Using the material that follows, identify and copy each line with the string "Transportation".
* begin DATA FOR THIS TASK *
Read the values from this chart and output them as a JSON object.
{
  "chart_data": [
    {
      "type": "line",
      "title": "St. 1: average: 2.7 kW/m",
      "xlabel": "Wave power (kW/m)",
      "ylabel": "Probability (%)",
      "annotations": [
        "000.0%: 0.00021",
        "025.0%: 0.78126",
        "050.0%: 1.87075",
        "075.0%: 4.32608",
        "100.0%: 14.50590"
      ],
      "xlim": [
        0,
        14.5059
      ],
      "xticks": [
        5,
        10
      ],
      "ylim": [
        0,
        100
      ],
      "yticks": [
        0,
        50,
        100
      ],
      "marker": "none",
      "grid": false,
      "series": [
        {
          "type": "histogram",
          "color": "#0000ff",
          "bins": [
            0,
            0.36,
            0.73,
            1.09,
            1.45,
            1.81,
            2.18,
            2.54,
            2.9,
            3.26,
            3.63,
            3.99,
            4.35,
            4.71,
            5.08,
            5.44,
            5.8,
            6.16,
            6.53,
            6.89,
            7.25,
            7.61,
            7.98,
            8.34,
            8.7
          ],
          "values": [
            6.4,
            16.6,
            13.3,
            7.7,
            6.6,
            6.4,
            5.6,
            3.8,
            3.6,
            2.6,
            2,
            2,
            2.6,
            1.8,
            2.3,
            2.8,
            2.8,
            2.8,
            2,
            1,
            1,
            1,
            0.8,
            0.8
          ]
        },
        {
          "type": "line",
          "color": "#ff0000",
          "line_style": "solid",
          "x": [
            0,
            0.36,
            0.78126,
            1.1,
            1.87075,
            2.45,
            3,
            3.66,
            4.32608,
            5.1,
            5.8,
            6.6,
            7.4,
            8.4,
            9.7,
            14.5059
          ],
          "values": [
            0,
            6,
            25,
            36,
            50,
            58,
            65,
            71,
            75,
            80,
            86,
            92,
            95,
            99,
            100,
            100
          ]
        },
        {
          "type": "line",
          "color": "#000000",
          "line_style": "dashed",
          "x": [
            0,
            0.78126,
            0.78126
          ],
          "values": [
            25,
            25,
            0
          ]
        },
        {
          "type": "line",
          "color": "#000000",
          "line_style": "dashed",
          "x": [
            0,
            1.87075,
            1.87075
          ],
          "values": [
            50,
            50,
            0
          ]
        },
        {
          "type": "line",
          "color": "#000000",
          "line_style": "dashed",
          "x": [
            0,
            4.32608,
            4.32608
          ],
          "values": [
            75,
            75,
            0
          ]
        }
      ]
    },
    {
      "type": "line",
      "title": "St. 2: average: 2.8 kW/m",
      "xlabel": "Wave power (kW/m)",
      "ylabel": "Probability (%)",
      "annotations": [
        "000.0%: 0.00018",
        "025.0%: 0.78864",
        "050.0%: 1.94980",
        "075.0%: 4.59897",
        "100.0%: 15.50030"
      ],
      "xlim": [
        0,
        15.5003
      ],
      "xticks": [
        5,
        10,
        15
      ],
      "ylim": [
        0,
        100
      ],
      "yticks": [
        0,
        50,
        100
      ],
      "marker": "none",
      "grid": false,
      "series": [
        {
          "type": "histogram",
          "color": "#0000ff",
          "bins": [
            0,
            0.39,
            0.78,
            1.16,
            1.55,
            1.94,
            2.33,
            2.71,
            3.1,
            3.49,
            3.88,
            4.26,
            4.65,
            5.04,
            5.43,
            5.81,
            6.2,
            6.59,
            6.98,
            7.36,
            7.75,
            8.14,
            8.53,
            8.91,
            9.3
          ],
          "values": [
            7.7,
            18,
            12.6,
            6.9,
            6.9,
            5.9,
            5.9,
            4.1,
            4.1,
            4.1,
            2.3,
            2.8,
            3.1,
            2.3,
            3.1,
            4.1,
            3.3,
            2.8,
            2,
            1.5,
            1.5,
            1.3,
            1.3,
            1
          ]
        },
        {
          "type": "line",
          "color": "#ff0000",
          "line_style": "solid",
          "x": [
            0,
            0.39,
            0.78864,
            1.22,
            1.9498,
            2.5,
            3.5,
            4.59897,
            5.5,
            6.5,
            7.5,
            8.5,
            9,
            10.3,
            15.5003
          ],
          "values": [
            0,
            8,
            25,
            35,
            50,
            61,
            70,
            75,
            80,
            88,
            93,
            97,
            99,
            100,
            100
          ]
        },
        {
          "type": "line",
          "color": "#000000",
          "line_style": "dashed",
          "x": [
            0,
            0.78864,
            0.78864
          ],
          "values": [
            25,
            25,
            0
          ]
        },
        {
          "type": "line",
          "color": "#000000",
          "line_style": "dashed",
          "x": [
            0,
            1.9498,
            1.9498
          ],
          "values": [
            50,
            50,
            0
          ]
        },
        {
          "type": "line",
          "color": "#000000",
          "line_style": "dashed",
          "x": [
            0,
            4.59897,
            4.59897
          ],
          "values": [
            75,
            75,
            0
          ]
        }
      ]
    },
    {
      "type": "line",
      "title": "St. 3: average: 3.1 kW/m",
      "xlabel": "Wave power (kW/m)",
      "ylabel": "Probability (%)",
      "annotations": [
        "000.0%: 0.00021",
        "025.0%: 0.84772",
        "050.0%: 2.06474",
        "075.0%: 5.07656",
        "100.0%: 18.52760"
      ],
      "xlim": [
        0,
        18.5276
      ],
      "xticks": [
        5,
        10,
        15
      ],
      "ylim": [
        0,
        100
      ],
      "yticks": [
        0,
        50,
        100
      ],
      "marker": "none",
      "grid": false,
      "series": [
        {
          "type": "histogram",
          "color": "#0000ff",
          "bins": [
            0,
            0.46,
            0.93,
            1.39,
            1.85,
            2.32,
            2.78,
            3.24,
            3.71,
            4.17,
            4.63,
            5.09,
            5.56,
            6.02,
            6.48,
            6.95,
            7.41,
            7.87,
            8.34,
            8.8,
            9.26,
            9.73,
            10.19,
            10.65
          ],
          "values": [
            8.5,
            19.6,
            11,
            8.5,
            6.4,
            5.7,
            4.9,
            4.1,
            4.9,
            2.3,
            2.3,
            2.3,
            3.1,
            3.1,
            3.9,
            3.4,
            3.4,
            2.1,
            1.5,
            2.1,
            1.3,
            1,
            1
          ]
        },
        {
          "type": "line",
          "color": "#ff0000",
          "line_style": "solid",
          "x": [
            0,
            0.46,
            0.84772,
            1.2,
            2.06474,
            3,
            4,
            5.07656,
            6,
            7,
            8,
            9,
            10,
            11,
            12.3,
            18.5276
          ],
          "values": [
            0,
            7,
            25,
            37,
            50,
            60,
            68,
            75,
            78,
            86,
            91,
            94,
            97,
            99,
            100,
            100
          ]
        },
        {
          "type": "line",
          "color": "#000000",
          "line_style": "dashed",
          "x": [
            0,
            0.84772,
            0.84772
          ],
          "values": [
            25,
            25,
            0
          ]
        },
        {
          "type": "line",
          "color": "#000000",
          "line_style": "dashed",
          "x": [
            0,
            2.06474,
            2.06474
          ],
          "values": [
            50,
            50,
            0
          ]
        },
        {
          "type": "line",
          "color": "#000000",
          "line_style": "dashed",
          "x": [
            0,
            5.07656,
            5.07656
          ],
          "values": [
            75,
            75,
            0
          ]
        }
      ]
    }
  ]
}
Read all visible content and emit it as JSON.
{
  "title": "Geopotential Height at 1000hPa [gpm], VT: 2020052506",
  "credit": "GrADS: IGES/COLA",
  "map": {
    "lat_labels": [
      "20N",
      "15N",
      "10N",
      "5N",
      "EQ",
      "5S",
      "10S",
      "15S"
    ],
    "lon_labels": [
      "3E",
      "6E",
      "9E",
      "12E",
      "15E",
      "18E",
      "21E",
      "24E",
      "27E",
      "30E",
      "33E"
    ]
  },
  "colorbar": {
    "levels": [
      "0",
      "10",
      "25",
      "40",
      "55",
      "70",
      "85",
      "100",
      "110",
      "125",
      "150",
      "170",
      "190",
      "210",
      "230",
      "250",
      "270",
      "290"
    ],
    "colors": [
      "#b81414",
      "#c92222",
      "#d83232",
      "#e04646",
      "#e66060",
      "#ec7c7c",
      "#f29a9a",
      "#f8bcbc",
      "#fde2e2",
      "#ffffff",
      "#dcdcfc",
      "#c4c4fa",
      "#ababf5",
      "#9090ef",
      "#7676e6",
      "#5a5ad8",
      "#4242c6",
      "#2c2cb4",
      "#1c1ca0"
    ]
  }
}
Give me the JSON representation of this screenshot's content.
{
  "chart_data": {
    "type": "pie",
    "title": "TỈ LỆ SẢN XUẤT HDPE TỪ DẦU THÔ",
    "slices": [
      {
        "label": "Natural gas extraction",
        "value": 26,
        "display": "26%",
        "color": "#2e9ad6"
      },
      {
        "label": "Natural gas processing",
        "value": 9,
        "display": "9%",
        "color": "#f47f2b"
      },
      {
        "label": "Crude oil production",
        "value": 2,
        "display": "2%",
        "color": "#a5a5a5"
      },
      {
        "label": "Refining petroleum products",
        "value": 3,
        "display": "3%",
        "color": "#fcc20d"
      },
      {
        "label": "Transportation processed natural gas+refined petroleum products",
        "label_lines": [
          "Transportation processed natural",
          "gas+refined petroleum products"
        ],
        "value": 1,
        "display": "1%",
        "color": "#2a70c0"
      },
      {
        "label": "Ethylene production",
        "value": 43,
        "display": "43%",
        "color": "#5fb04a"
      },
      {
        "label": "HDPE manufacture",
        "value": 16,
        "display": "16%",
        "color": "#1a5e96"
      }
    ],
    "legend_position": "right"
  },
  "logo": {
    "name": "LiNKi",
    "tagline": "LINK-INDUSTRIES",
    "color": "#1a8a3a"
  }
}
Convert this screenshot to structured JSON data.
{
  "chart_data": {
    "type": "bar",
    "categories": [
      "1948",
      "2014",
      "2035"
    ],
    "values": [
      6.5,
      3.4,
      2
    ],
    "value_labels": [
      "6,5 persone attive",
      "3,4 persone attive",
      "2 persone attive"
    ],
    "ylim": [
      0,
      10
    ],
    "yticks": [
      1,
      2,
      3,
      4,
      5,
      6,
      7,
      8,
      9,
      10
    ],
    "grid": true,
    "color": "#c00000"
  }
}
* end DATA FOR THIS TASK *
> WORKED SOLUTION:
        "label": "Transportation processed natural gas+refined petroleum products",
          "Transportation processed natural",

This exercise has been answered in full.